(Saved entries)
begin

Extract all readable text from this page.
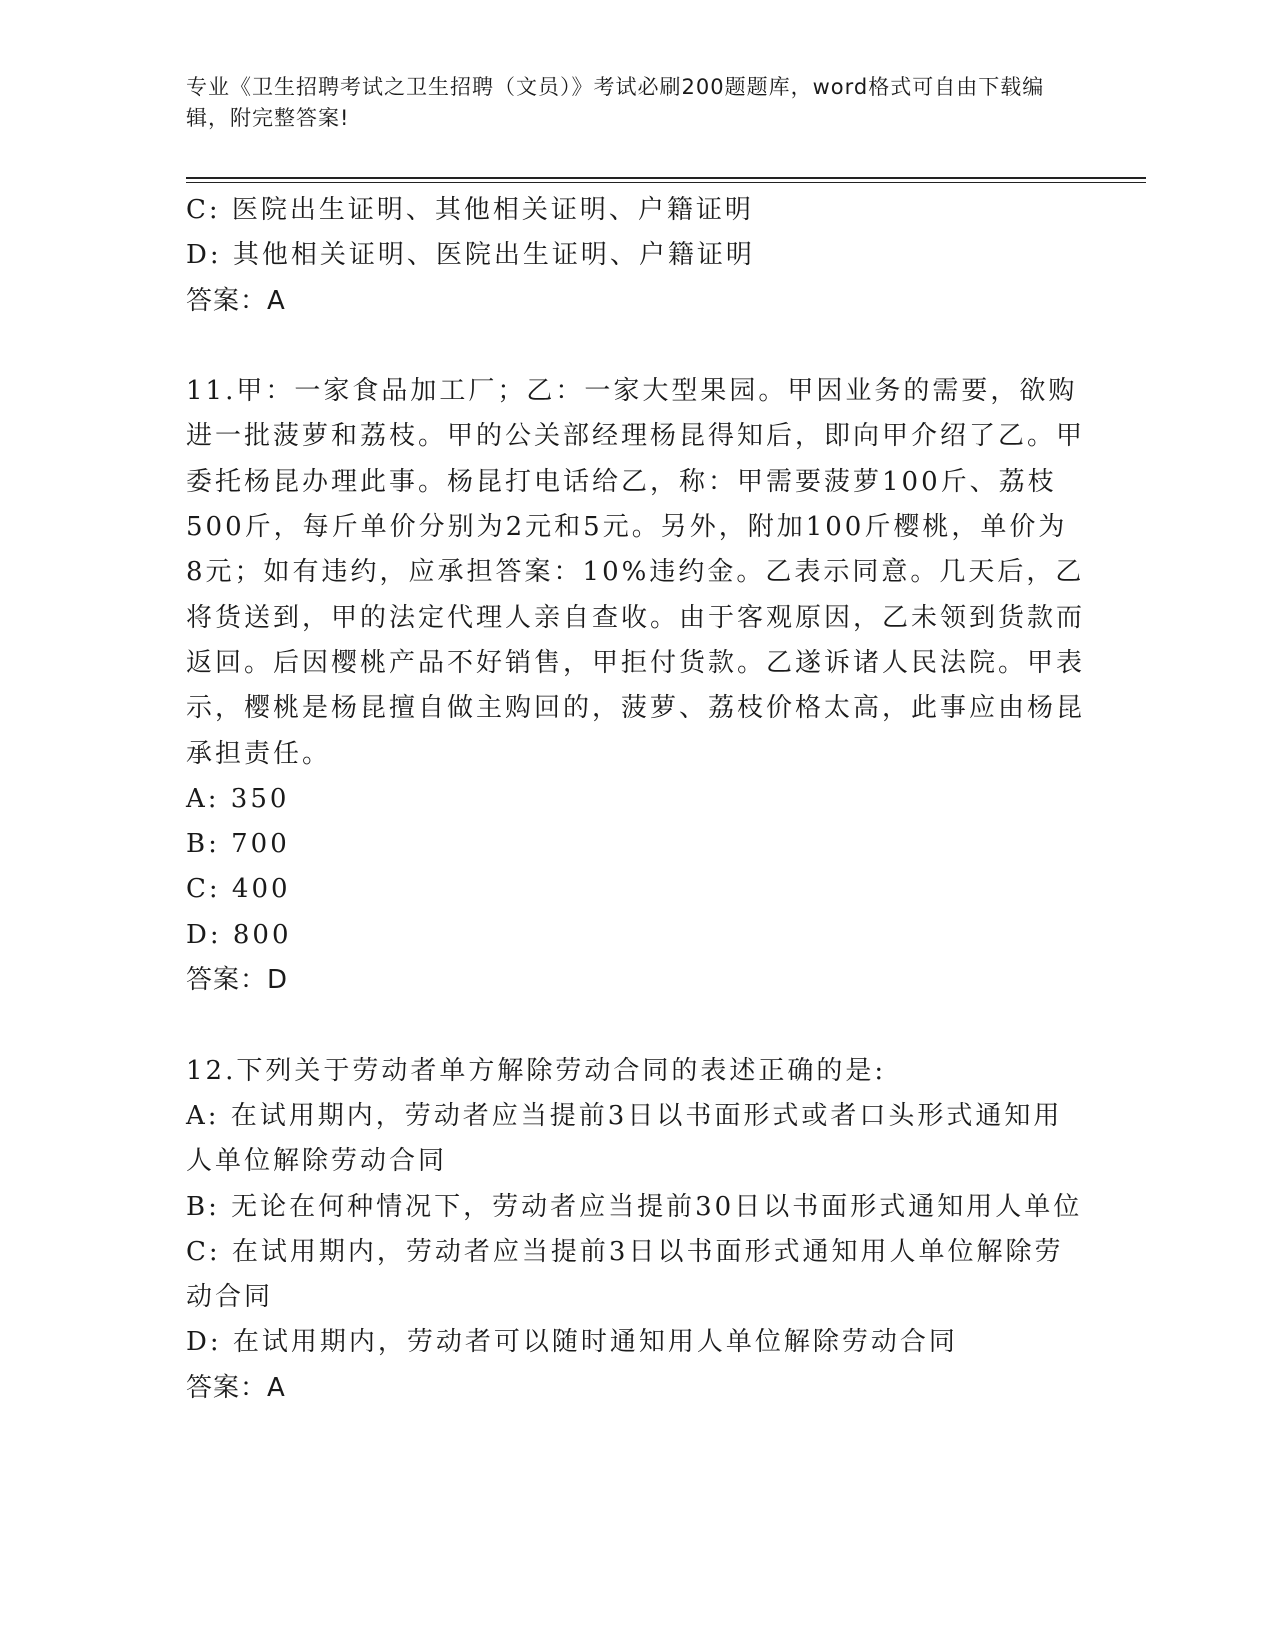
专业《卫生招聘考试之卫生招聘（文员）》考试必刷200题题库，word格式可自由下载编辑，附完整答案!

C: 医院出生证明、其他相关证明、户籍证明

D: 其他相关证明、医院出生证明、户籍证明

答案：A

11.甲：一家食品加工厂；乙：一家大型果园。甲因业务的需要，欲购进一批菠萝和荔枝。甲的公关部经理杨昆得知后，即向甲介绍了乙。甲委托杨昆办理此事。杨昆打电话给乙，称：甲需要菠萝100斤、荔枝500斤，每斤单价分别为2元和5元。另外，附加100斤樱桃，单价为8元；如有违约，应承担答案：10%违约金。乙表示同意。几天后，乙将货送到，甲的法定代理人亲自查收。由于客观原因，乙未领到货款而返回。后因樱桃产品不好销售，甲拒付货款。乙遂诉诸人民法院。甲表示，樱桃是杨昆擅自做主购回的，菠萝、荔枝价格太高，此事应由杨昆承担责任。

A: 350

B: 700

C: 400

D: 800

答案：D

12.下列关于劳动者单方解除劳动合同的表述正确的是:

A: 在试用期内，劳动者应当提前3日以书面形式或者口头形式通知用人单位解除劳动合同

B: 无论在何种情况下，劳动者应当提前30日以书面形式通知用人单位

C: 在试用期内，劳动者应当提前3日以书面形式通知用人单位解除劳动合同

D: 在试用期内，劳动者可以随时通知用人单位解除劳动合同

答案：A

end

WHAT THE TASK ASKS: Extract each line holding the word "其他相关证明" from the records.

SOLUTION FOR THIS TASK:
C: 医院出生证明、其他相关证明、户籍证明
D: 其他相关证明、医院出生证明、户籍证明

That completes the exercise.